--- Items ---
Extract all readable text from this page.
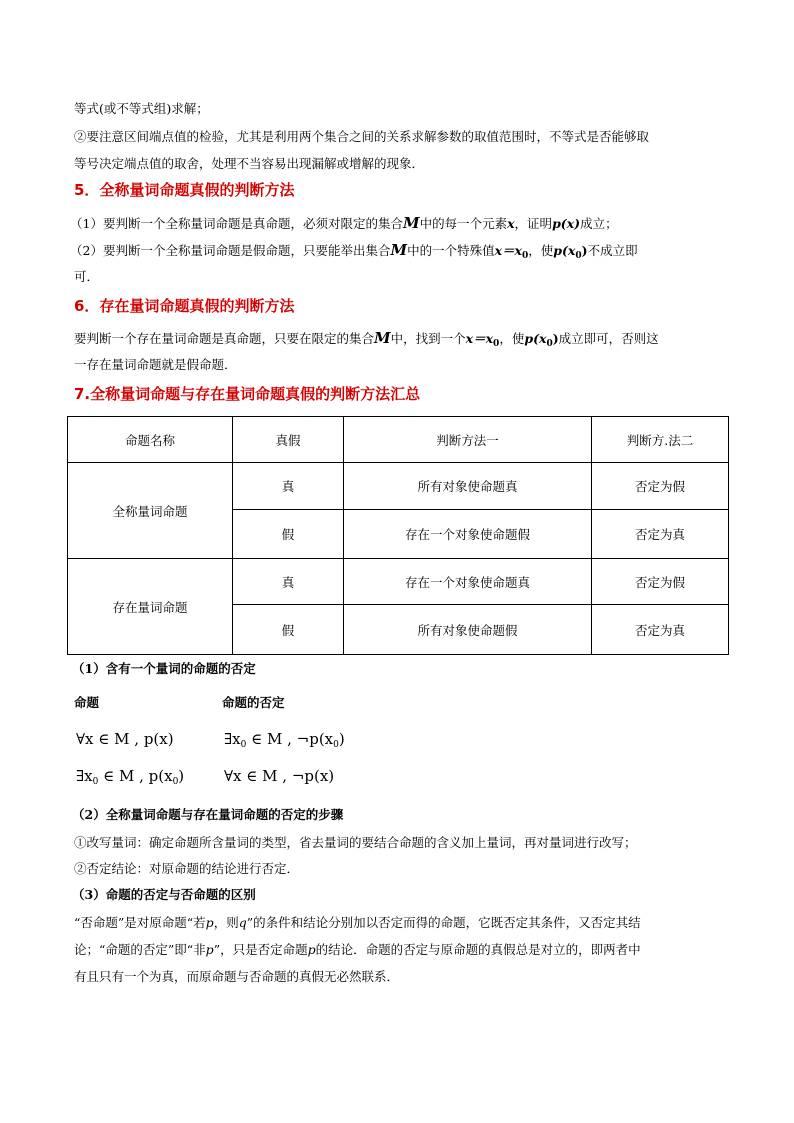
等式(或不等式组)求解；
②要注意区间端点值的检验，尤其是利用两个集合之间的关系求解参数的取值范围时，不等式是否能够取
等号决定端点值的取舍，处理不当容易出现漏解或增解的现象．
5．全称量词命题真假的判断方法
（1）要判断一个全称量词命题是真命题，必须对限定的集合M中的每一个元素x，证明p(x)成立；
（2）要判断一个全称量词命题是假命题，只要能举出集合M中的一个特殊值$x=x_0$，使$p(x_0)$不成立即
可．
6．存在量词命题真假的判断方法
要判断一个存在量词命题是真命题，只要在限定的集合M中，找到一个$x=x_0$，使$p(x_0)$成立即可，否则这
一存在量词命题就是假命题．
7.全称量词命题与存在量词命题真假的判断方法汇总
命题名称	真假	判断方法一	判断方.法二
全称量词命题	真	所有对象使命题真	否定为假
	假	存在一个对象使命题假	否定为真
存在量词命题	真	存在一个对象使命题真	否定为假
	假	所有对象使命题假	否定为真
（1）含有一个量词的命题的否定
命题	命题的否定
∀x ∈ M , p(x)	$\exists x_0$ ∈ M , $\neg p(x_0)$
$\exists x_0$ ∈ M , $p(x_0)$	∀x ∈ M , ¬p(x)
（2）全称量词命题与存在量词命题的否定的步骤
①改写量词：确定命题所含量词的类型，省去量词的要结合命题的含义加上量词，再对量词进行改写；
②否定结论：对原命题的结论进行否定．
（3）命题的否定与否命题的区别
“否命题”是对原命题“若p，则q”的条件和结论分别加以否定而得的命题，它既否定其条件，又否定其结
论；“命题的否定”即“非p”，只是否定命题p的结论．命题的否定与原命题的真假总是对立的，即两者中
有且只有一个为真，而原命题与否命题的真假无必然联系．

--- Set exercise ---
Find the word "否定为假" in the material, then list each line that holds it.

--- The response ---
全称量词命题	真	所有对象使命题真	否定为假
存在量词命题	真	存在一个对象使命题真	否定为假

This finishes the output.